What is asked ::
Rewrite the rows from the one containing "editor-page: Switch to" through the one containing "wordpress-logo-button[interactable] [0, 0, 97, 97]", inclusive, with "Switch to draft" replaced by "Save draft" and nothing else changed.
[Start of Material to process]
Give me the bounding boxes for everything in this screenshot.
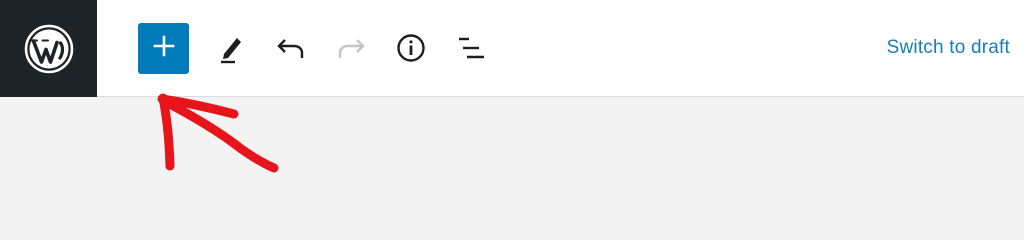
editor-page: Switch to draft [0, 0, 1024, 213]
add-block-button[interactable] [138, 23, 189, 74]
redo-icon [335, 32, 367, 64]
editor-top-toolbar: Switch to draft [0, 0, 1024, 97]
info-icon [395, 32, 427, 64]
tools-button[interactable] [213, 30, 249, 66]
undo-button[interactable] [273, 30, 309, 66]
pencil-icon [215, 32, 247, 64]
undo-icon [275, 32, 307, 64]
redo-button[interactable] [333, 30, 369, 66]
plus-icon [153, 35, 175, 62]
wordpress-logo-icon [24, 24, 74, 74]
list-view-icon [455, 32, 487, 64]
switch-to-draft-button[interactable]: Switch to draft [887, 36, 1010, 60]
details-button[interactable] [393, 30, 429, 66]
list-view-button[interactable] [453, 30, 489, 66]
wordpress-logo-button[interactable] [0, 0, 97, 97]
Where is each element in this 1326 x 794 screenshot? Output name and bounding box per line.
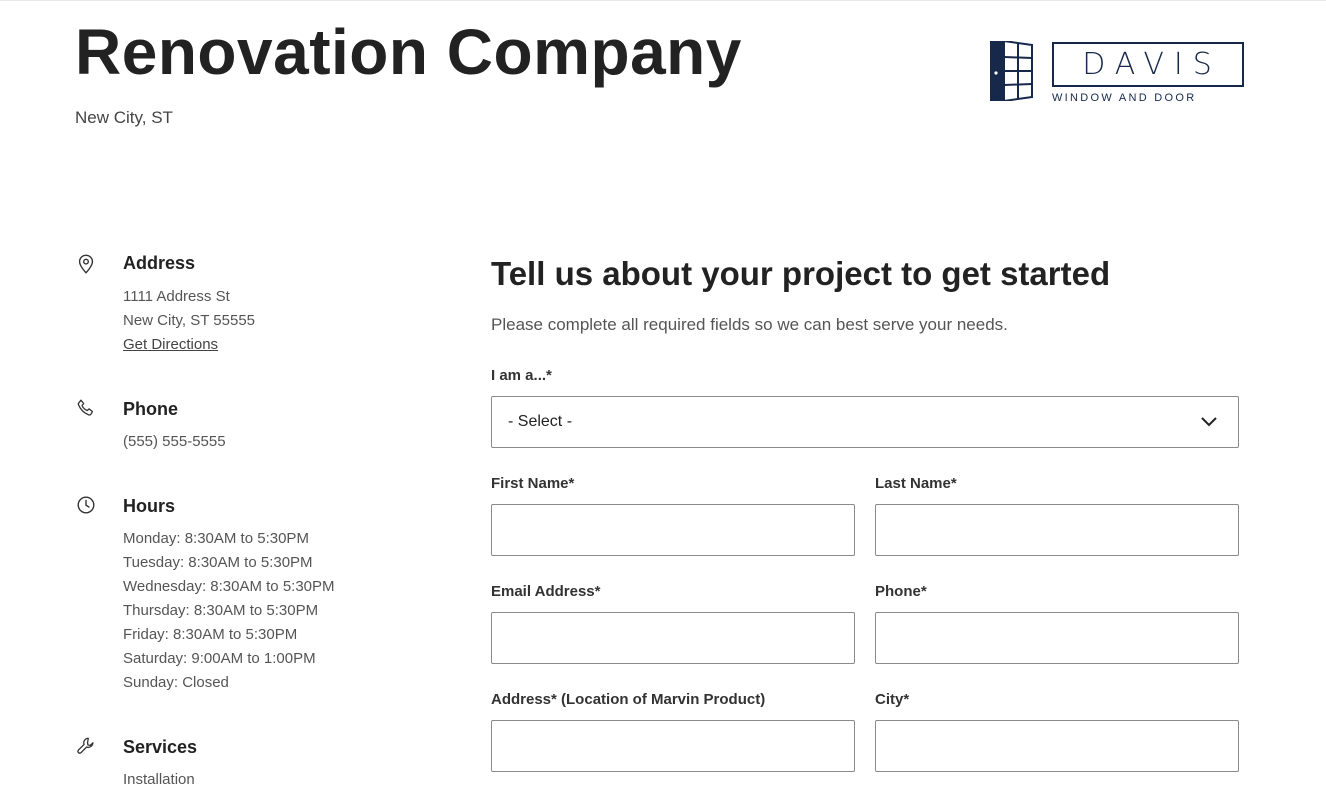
role-select[interactable]: - Select - (491, 396, 1239, 448)
phone-label: Phone* (875, 583, 927, 600)
clock-icon (77, 496, 95, 514)
door-logo-icon (990, 41, 1033, 101)
logo-wordmark-box: DAVIS (1052, 42, 1244, 87)
logo-wordmark: DAVIS (1082, 47, 1222, 82)
address-heading: Address (123, 253, 196, 273)
first-name-label: First Name* (491, 475, 575, 492)
form-title: Tell us about your project to get starte… (491, 255, 1111, 292)
get-directions-link[interactable]: Get Directions (123, 336, 218, 353)
city-label: City* (875, 691, 910, 708)
phone-icon (77, 399, 94, 416)
hours-heading: Hours (123, 496, 176, 516)
phone-heading: Phone (123, 399, 179, 419)
hours-friday: Friday: 8:30AM to 5:30PM (123, 626, 298, 643)
last-name-input[interactable] (875, 504, 1239, 556)
phone-input[interactable] (875, 612, 1239, 664)
first-name-input[interactable] (491, 504, 855, 556)
hours-sunday: Sunday: Closed (123, 674, 229, 691)
address-line-1: 1111 Address St (123, 288, 230, 305)
email-label: Email Address* (491, 583, 601, 600)
hours-thursday: Thursday: 8:30AM to 5:30PM (123, 602, 319, 619)
hours-tuesday: Tuesday: 8:30AM to 5:30PM (123, 554, 313, 571)
davis-logo[interactable]: DAVIS WINDOW AND DOOR (990, 40, 1246, 104)
company-location: New City, ST (75, 108, 173, 127)
email-input[interactable] (491, 612, 855, 664)
hours-monday: Monday: 8:30AM to 5:30PM (123, 530, 309, 547)
phone-number[interactable]: (555) 555-5555 (123, 430, 226, 454)
role-select-value: - Select - (508, 413, 573, 430)
city-input[interactable] (875, 720, 1239, 772)
logo-tagline: WINDOW AND DOOR (1052, 92, 1197, 104)
hours-wednesday: Wednesday: 8:30AM to 5:30PM (123, 578, 335, 595)
address-field-label: Address* (Location of Marvin Product) (491, 691, 766, 708)
services-heading: Services (123, 737, 198, 757)
address-line-2: New City, ST 55555 (123, 312, 256, 329)
hours-saturday: Saturday: 9:00AM to 1:00PM (123, 650, 316, 667)
role-label: I am a...* (491, 367, 552, 384)
form-subtitle: Please complete all required fields so w… (491, 315, 1008, 334)
company-title: Renovation Company (75, 16, 742, 88)
wrench-icon (77, 737, 94, 754)
address-input[interactable] (491, 720, 855, 772)
chevron-down-icon (1201, 417, 1217, 427)
service-installation: Installation (123, 771, 195, 788)
last-name-label: Last Name* (875, 475, 957, 492)
map-pin-icon (78, 254, 94, 274)
top-divider (0, 0, 1326, 1)
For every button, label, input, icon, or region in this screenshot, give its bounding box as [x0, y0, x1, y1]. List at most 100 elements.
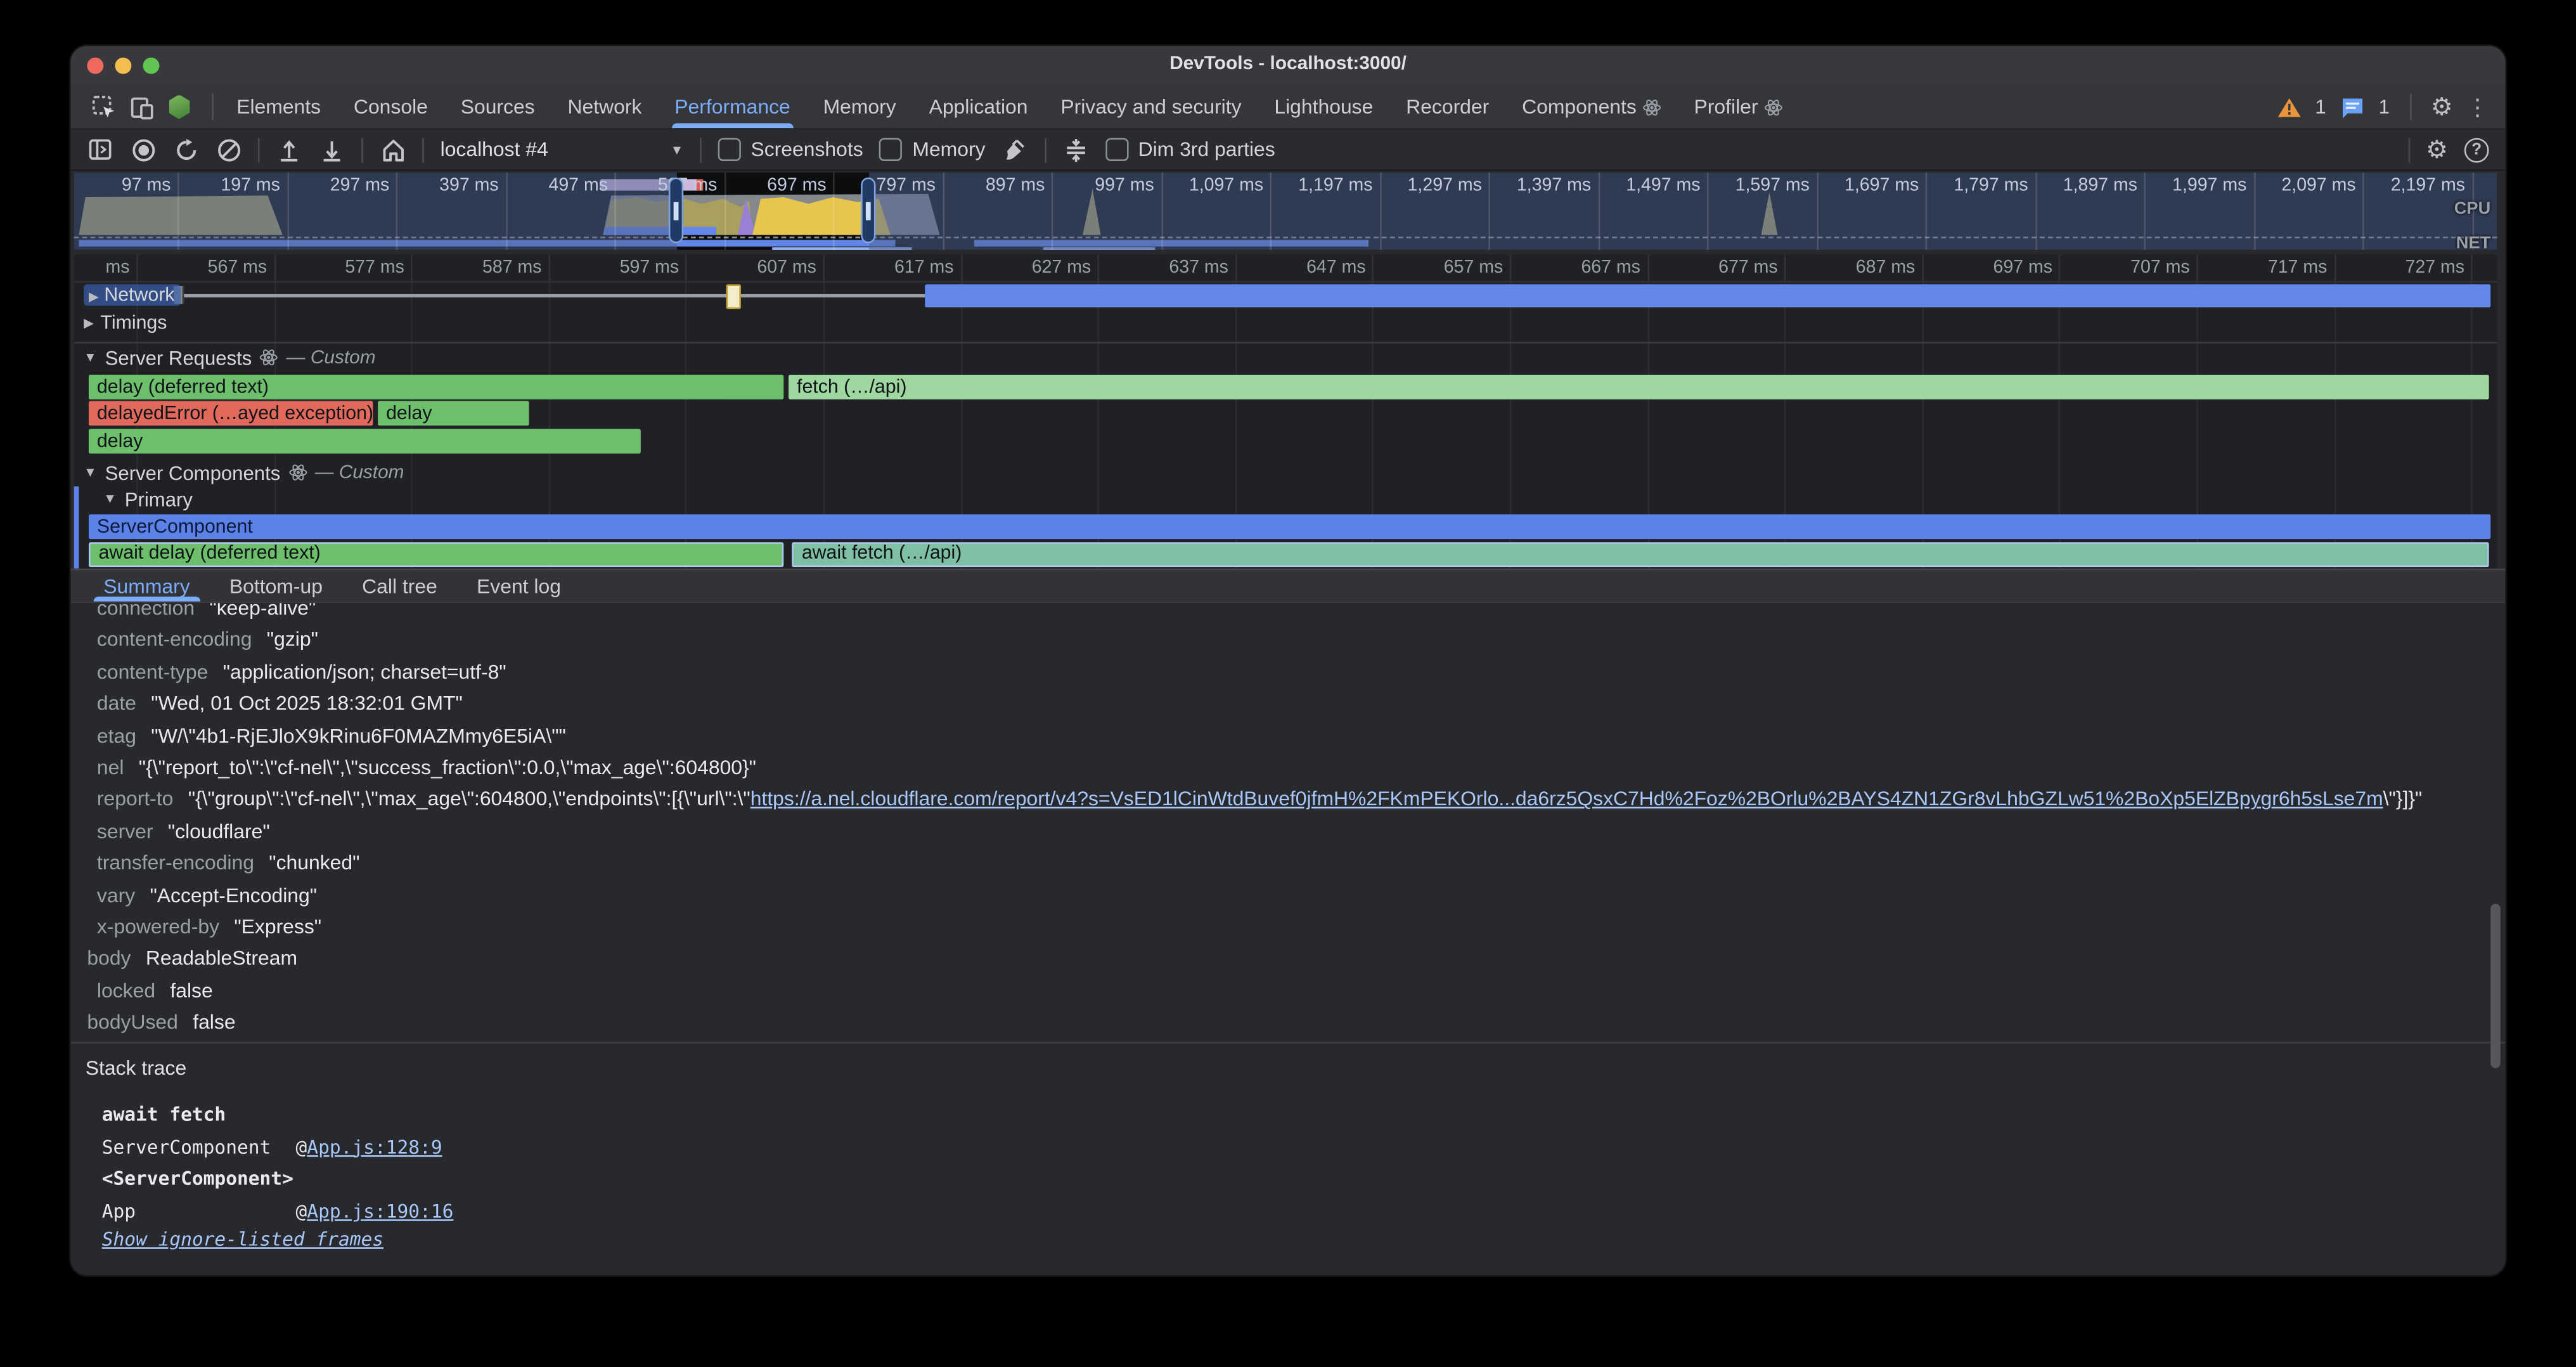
- checkbox-box[interactable]: [1105, 138, 1128, 161]
- flame-event-bar[interactable]: ServerComponent: [89, 514, 2490, 539]
- ruler-tick-label: 717 ms: [2212, 258, 2327, 278]
- network-request-bar[interactable]: [925, 284, 2490, 307]
- selection-handle-right[interactable]: [861, 178, 875, 243]
- triangle-right-icon[interactable]: ▶: [89, 289, 99, 304]
- property-key: locked: [97, 979, 155, 1002]
- inspect-element-icon[interactable]: [91, 94, 117, 120]
- triangle-down-icon[interactable]: ▼: [103, 491, 117, 506]
- ruler-tick: [1784, 255, 1786, 281]
- timings-track-label[interactable]: ▶ Timings: [84, 311, 167, 335]
- network-request-block[interactable]: [726, 283, 741, 308]
- download-profile-icon[interactable]: [319, 136, 345, 162]
- network-track-label[interactable]: ▶ Network: [84, 283, 181, 308]
- checkbox-box[interactable]: [718, 138, 741, 161]
- flame-event-bar[interactable]: await fetch (…/api): [792, 542, 2489, 567]
- extension-gem-icon[interactable]: [166, 94, 192, 120]
- collapse-tracks-icon[interactable]: [1062, 136, 1088, 162]
- capture-settings-gear-icon[interactable]: ⚙: [2426, 137, 2448, 162]
- tab-network[interactable]: Network: [551, 86, 659, 128]
- history-select[interactable]: localhost #4 ▼: [441, 138, 684, 161]
- clear-button[interactable]: [216, 136, 242, 162]
- property-key: bodyUsed: [87, 1011, 178, 1034]
- home-icon[interactable]: [380, 136, 406, 162]
- tab-profiler[interactable]: Profiler: [1678, 86, 1800, 128]
- flame-event-bar[interactable]: delay (deferred text): [89, 374, 783, 399]
- toggle-sidebar-icon[interactable]: [87, 136, 113, 162]
- tab-lighthouse[interactable]: Lighthouse: [1258, 86, 1389, 128]
- dim-3rd-parties-label: Dim 3rd parties: [1138, 138, 1275, 161]
- devtools-tab-bar: ElementsConsole Sources Network Performance…: [70, 86, 2505, 130]
- details-tab-label: Bottom-up: [229, 574, 323, 597]
- show-ignore-listed-frames-link[interactable]: Show ignore-listed frames: [102, 1228, 383, 1250]
- garbage-collect-icon[interactable]: [1001, 136, 1027, 162]
- details-tab-label: Event log: [477, 574, 561, 597]
- property-key: server: [97, 820, 153, 843]
- property-key: content-type: [97, 660, 208, 683]
- flame-event-bar[interactable]: delay: [89, 428, 641, 453]
- server-requests-header[interactable]: ▼ Server Requests — Custom: [84, 345, 375, 370]
- primary-track-header[interactable]: ▼ Primary: [103, 486, 193, 511]
- property-value: "chunked": [269, 852, 359, 874]
- tab-components[interactable]: Components: [1505, 86, 1677, 128]
- property-value: "application/json; charset=utf-8": [223, 660, 506, 683]
- dim-3rd-parties-checkbox[interactable]: Dim 3rd parties: [1105, 138, 1275, 161]
- ruler-tick: [1098, 255, 1100, 281]
- scrollbar-thumb[interactable]: [2490, 904, 2501, 1068]
- tab-elements[interactable]: Elements: [220, 86, 337, 128]
- tab-privacy-and-security[interactable]: Privacy and security: [1044, 86, 1258, 128]
- help-icon[interactable]: ?: [2464, 137, 2489, 162]
- selection-handle-left[interactable]: [669, 178, 683, 243]
- tab-label: Sources: [461, 95, 535, 118]
- details-tab-call-tree[interactable]: Call tree: [342, 570, 457, 601]
- triangle-down-icon[interactable]: ▼: [84, 350, 97, 365]
- screenshots-checkbox[interactable]: Screenshots: [718, 138, 863, 161]
- server-components-header[interactable]: ▼ Server Components — Custom: [84, 460, 404, 485]
- message-icon[interactable]: [2339, 94, 2365, 120]
- ruler-tick-label: 697 ms: [1938, 258, 2052, 278]
- tab-recorder[interactable]: Recorder: [1389, 86, 1505, 128]
- summary-pane[interactable]: connection"keep-alive"content-encoding"g…: [70, 603, 2505, 1275]
- triangle-right-icon[interactable]: ▶: [84, 316, 94, 330]
- stack-frame-location-link[interactable]: App.js:128:9: [307, 1135, 442, 1158]
- flame-event-bar[interactable]: delay: [378, 401, 529, 425]
- tab-sources[interactable]: Sources: [444, 86, 551, 128]
- property-key: body: [87, 947, 131, 970]
- tab-label: Components: [1522, 95, 1637, 118]
- overview-tick-label: 597 ms: [602, 176, 717, 195]
- record-button[interactable]: [130, 136, 156, 162]
- upload-profile-icon[interactable]: [276, 136, 302, 162]
- reload-record-button[interactable]: [172, 136, 198, 162]
- triangle-down-icon[interactable]: ▼: [84, 465, 97, 479]
- checkbox-box[interactable]: [880, 138, 903, 161]
- settings-gear-icon[interactable]: ⚙: [2431, 94, 2453, 119]
- stack-frame-location-link[interactable]: App.js:190:16: [307, 1200, 453, 1222]
- tab-application[interactable]: Application: [913, 86, 1045, 128]
- ruler-tick: [960, 255, 962, 281]
- warning-icon[interactable]: [2276, 94, 2302, 120]
- details-tab-summary[interactable]: Summary: [84, 570, 210, 601]
- report-to-link[interactable]: https://a.nel.cloudflare.com/report/v4?s…: [750, 788, 2383, 811]
- tab-memory[interactable]: Memory: [807, 86, 913, 128]
- property-row: content-encoding"gzip": [70, 625, 2505, 657]
- details-tab-event-log[interactable]: Event log: [457, 570, 581, 601]
- more-options-icon[interactable]: ⋮: [2466, 93, 2489, 120]
- tab-label: Performance: [674, 95, 790, 118]
- ruler-tick-label: 647 ms: [1251, 258, 1365, 278]
- flame-event-bar[interactable]: delayedError (…ayed exception): [89, 401, 373, 425]
- tab-console[interactable]: Console: [337, 86, 444, 128]
- property-row: bodyReadableStream: [70, 944, 2505, 976]
- flame-event-bar[interactable]: await delay (deferred text): [89, 542, 783, 567]
- timeline-ruler[interactable]: ms567 ms577 ms587 ms597 ms607 ms617 ms62…: [74, 255, 2497, 283]
- flame-event-bar[interactable]: fetch (…/api): [789, 374, 2489, 399]
- details-tab-bottom-up[interactable]: Bottom-up: [210, 570, 342, 601]
- stack-trace-title: Stack trace: [86, 1057, 186, 1080]
- tab-performance[interactable]: Performance: [658, 86, 806, 128]
- flame-chart[interactable]: ▶ Network ▶ Timings ▼ Server Requests — …: [74, 283, 2497, 569]
- device-toolbar-icon[interactable]: [128, 94, 154, 120]
- screen: DevTools - localhost:3000/ ElementsConso…: [0, 0, 2576, 1367]
- property-value: "{\"report_to\":\"cf-nel\",\"success_fra…: [139, 756, 756, 779]
- timeline-overview[interactable]: 97 ms197 ms297 ms397 ms497 ms597 ms697 m…: [74, 172, 2497, 250]
- property-value: "keep-alive": [209, 603, 316, 619]
- memory-checkbox[interactable]: Memory: [880, 138, 986, 161]
- stack-trace: await fetchServerComponent@ App.js:128:9…: [102, 1098, 454, 1227]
[End of Material to process]
Exercise answer ::
editor-page: Save draft [0, 0, 1024, 213]
add-block-button[interactable] [138, 23, 189, 74]
redo-icon [335, 32, 367, 64]
editor-top-toolbar: Save draft [0, 0, 1024, 97]
info-icon [395, 32, 427, 64]
tools-button[interactable] [213, 30, 249, 66]
undo-button[interactable] [273, 30, 309, 66]
pencil-icon [215, 32, 247, 64]
undo-icon [275, 32, 307, 64]
redo-button[interactable] [333, 30, 369, 66]
plus-icon [153, 35, 175, 62]
wordpress-logo-icon [24, 24, 74, 74]
list-view-icon [455, 32, 487, 64]
switch-to-draft-button[interactable]: Save draft [887, 36, 1010, 60]
details-button[interactable] [393, 30, 429, 66]
list-view-button[interactable] [453, 30, 489, 66]
wordpress-logo-button[interactable] [0, 0, 97, 97]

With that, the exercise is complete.